- _WHAT NEEDS TO BE DONE_
If a line of the listing contains the string "información", return that line.

- _EXERCISE MATERIALS_
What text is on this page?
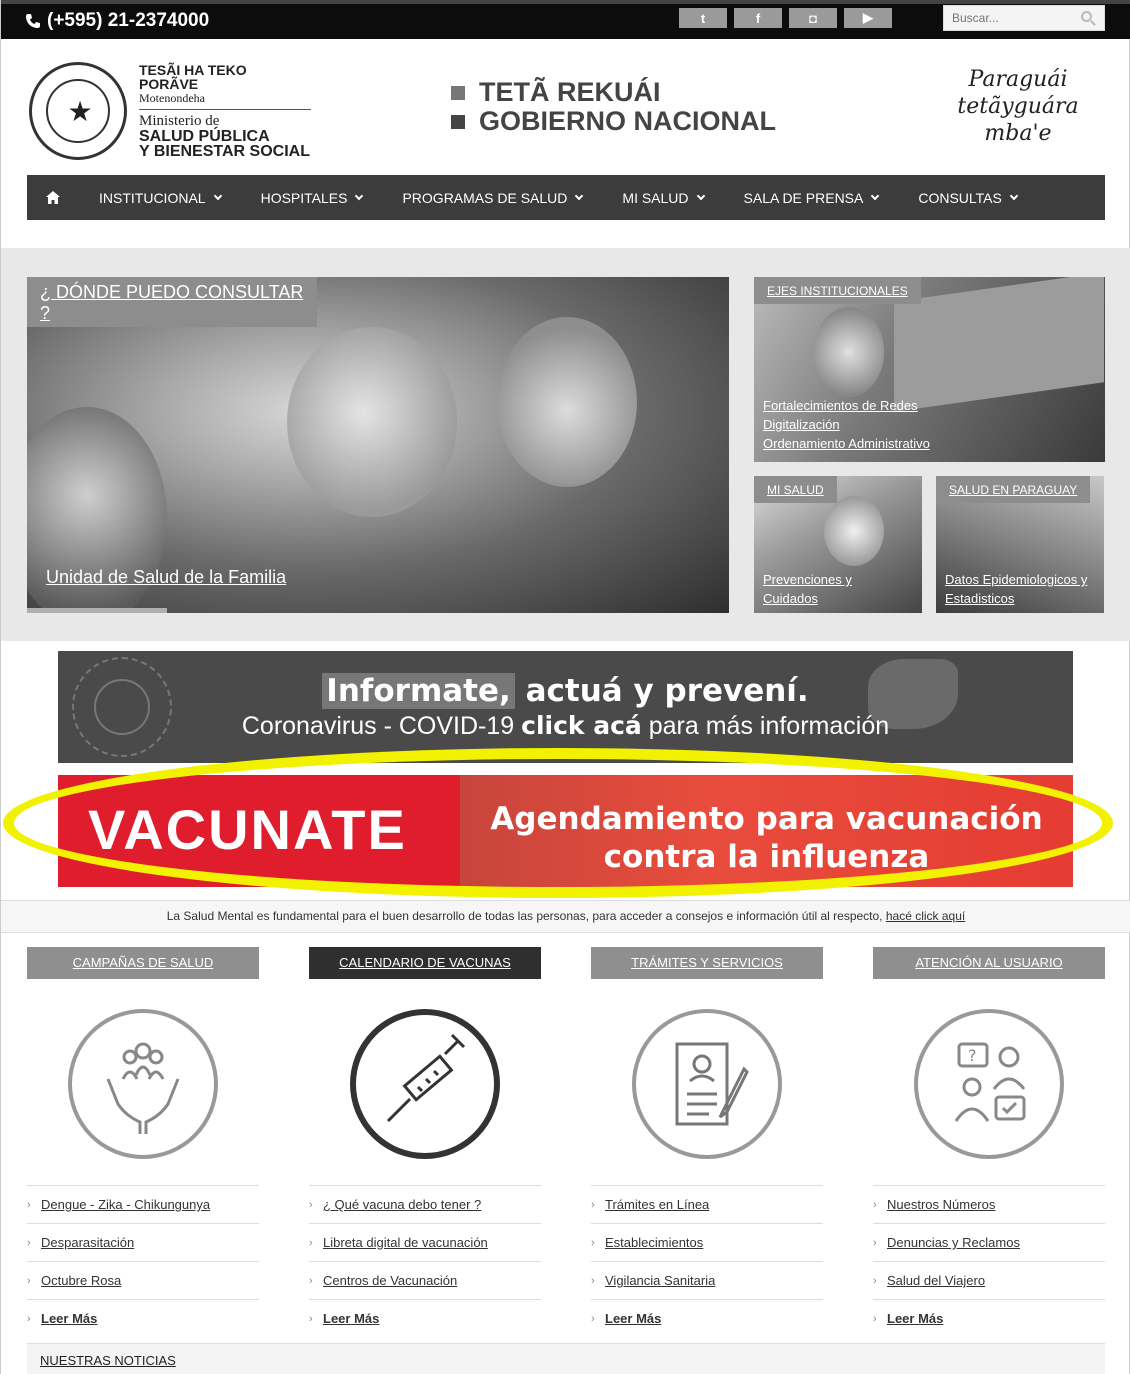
(+595) 21-2374000	t	f	◘	▶
Buscar...
★
TESÃI HA TEKO PORÃVE
Motenondeha
Ministerio de
SALUD PÚBLICA
Y BIENESTAR SOCIAL
TETÃ REKUÁI
GOBIERNO NACIONAL
Paraguái
tetãyguára
mba'e
INSTITUCIONAL	HOSPITALES	PROGRAMAS DE SALUD	MI SALUD	SALA DE PRENSA	CONSULTAS
¿ DÓNDE PUEDO CONSULTAR ?
Unidad de Salud de la Familia
EJES INSTITUCIONALES
Fortalecimientos de Redes
Digitalización
Ordenamiento Administrativo
MI SALUD
Prevenciones y
Cuidados
SALUD EN PARAGUAY
Datos Epidemiologicos y
Estadisticos
Informate, actuá y prevení.
Coronavirus - COVID-19 click acá para más información
VACUNATE	Agendamiento para vacunación
contra la influenza
La Salud Mental es fundamental para el buen desarrollo de todas las personas, para acceder a consejos e información útil al respecto, hacé click aquí
CAMPAÑAS DE SALUD
› Dengue - Zika - Chikungunya
› Desparasitación
› Octubre Rosa
› Leer Más
CALENDARIO DE VACUNAS
› ¿ Qué vacuna debo tener ?
› Libreta digital de vacunación
› Centros de Vacunación
› Leer Más
TRÁMITES Y SERVICIOS
› Trámites en Línea
› Establecimientos
› Vigilancia Sanitaria
› Leer Más
ATENCIÓN AL USUARIO
?
› Nuestros Números
› Denuncias y Reclamos
› Salud del Viajero
› Leer Más
NUESTRAS NOTICIAS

- _EXPECTED ANSWER_
Coronavirus - COVID-19 click acá para más información
La Salud Mental es fundamental para el buen desarrollo de todas las personas, para acceder a consejos e información útil al respecto, hacé click aquí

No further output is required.